Can you transcribe every record below exactly as it appears?
+ + + + +
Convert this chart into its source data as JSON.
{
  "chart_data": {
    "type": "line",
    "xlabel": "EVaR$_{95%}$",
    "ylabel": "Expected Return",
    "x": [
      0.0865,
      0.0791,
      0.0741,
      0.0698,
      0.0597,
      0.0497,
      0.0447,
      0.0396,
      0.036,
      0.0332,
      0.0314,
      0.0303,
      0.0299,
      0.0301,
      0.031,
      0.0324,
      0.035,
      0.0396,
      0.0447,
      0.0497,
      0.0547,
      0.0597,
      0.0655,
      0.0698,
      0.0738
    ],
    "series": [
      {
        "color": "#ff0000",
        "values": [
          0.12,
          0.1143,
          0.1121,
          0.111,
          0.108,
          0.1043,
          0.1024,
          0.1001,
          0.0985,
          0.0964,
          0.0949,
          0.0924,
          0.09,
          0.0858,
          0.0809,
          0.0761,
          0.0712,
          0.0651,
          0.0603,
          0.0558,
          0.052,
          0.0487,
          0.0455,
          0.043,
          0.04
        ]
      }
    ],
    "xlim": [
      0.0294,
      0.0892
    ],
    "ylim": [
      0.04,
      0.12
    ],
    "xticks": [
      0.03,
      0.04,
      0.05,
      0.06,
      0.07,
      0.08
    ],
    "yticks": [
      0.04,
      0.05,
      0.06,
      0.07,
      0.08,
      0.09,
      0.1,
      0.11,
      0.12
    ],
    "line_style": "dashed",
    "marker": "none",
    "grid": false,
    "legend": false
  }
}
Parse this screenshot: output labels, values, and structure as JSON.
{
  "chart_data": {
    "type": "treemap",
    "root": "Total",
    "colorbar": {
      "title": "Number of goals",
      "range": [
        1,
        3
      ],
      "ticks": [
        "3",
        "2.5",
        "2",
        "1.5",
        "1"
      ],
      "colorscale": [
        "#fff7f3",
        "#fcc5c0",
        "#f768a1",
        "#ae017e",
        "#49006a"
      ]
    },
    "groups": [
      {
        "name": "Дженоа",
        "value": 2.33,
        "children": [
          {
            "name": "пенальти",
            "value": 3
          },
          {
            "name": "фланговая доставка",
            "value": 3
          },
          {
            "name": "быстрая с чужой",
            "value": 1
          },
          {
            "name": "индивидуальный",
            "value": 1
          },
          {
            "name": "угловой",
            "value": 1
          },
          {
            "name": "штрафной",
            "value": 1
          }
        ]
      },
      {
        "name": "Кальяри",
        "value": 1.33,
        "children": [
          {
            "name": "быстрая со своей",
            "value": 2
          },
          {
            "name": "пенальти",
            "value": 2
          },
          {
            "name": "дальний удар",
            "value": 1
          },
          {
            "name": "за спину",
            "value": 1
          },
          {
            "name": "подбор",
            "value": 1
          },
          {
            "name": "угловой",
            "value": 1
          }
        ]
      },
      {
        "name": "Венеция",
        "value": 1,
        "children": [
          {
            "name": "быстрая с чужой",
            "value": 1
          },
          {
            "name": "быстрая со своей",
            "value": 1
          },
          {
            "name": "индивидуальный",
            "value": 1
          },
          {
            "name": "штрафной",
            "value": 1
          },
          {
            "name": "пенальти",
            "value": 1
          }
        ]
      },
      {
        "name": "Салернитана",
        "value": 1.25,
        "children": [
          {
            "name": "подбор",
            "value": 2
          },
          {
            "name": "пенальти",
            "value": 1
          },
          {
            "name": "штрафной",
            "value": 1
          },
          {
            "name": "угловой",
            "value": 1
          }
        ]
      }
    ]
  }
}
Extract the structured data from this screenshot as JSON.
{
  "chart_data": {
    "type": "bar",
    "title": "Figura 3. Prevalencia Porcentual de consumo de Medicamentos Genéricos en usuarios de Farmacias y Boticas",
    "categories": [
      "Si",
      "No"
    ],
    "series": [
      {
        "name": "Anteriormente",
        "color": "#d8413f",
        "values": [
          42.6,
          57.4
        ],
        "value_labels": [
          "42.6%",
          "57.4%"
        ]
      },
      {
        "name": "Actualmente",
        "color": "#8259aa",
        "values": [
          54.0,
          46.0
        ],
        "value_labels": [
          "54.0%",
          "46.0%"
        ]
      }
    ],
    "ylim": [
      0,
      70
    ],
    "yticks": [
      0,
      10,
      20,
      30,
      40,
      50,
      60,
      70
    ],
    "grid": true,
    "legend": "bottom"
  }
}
+ + + + +
FINISHED EXERCISE:
Convert this chart into its source data as JSON.
{
  "chart_data": {
    "type": "line",
    "xlabel": "EVaR$_{95%}$",
    "ylabel": "Expected Return",
    "x": [
      0.0865,
      0.0791,
      0.0741,
      0.0698,
      0.0597,
      0.0497,
      0.0447,
      0.0396,
      0.036,
      0.0332,
      0.0314,
      0.0303,
      0.0299,
      0.0301,
      0.031,
      0.0324,
      0.035,
      0.0396,
      0.0447,
      0.0497,
      0.0547,
      0.0597,
      0.0655,
      0.0698,
      0.0738
    ],
    "series": [
      {
        "color": "#ff0000",
        "values": [
          0.12,
          0.1143,
          0.1121,
          0.111,
          0.108,
          0.1043,
          0.1024,
          0.1001,
          0.0985,
          0.0964,
          0.0949,
          0.0924,
          0.09,
          0.0858,
          0.0809,
          0.0761,
          0.0712,
          0.0651,
          0.0603,
          0.0558,
          0.052,
          0.0487,
          0.0455,
          0.043,
          0.04
        ]
      }
    ],
    "xlim": [
      0.0294,
      0.0892
    ],
    "ylim": [
      0.04,
      0.12
    ],
    "xticks": [
      0.03,
      0.04,
      0.05,
      0.06,
      0.07,
      0.08
    ],
    "yticks": [
      0.04,
      0.05,
      0.06,
      0.07,
      0.08,
      0.09,
      0.1,
      0.11,
      0.12
    ],
    "line_style": "dashed",
    "marker": "none",
    "grid": false,
    "legend": false
  }
}
Parse this screenshot: output labels, values, and structure as JSON.
{
  "chart_data": {
    "type": "treemap",
    "root": "Total",
    "colorbar": {
      "title": "Number of goals",
      "range": [
        1,
        3
      ],
      "ticks": [
        "3",
        "2.5",
        "2",
        "1.5",
        "1"
      ],
      "colorscale": [
        "#fff7f3",
        "#fcc5c0",
        "#f768a1",
        "#ae017e",
        "#49006a"
      ]
    },
    "groups": [
      {
        "name": "Дженоа",
        "value": 2.33,
        "children": [
          {
            "name": "пенальти",
            "value": 3
          },
          {
            "name": "фланговая доставка",
            "value": 3
          },
          {
            "name": "быстрая с чужой",
            "value": 1
          },
          {
            "name": "индивидуальный",
            "value": 1
          },
          {
            "name": "угловой",
            "value": 1
          },
          {
            "name": "штрафной",
            "value": 1
          }
        ]
      },
      {
        "name": "Кальяри",
        "value": 1.33,
        "children": [
          {
            "name": "быстрая со своей",
            "value": 2
          },
          {
            "name": "пенальти",
            "value": 2
          },
          {
            "name": "дальний удар",
            "value": 1
          },
          {
            "name": "за спину",
            "value": 1
          },
          {
            "name": "подбор",
            "value": 1
          },
          {
            "name": "угловой",
            "value": 1
          }
        ]
      },
      {
        "name": "Венеция",
        "value": 1,
        "children": [
          {
            "name": "быстрая с чужой",
            "value": 1
          },
          {
            "name": "быстрая со своей",
            "value": 1
          },
          {
            "name": "индивидуальный",
            "value": 1
          },
          {
            "name": "штрафной",
            "value": 1
          },
          {
            "name": "пенальти",
            "value": 1
          }
        ]
      },
      {
        "name": "Салернитана",
        "value": 1.25,
        "children": [
          {
            "name": "подбор",
            "value": 2
          },
          {
            "name": "пенальти",
            "value": 1
          },
          {
            "name": "штрафной",
            "value": 1
          },
          {
            "name": "угловой",
            "value": 1
          }
        ]
      }
    ]
  }
}
Extract the structured data from this screenshot as JSON.
{
  "chart_data": {
    "type": "bar",
    "title": "Figura 3. Prevalencia Porcentual de consumo de Medicamentos Genéricos en usuarios de Farmacias y Boticas",
    "categories": [
      "Si",
      "No"
    ],
    "series": [
      {
        "name": "Anteriormente",
        "color": "#d8413f",
        "values": [
          42.6,
          57.4
        ],
        "value_labels": [
          "42.6%",
          "57.4%"
        ]
      },
      {
        "name": "Actualmente",
        "color": "#8259aa",
        "values": [
          54.0,
          46.0
        ],
        "value_labels": [
          "54.0%",
          "46.0%"
        ]
      }
    ],
    "ylim": [
      0,
      70
    ],
    "yticks": [
      0,
      10,
      20,
      30,
      40,
      50,
      60,
      70
    ],
    "grid": true,
    "legend": "bottom"
  }
}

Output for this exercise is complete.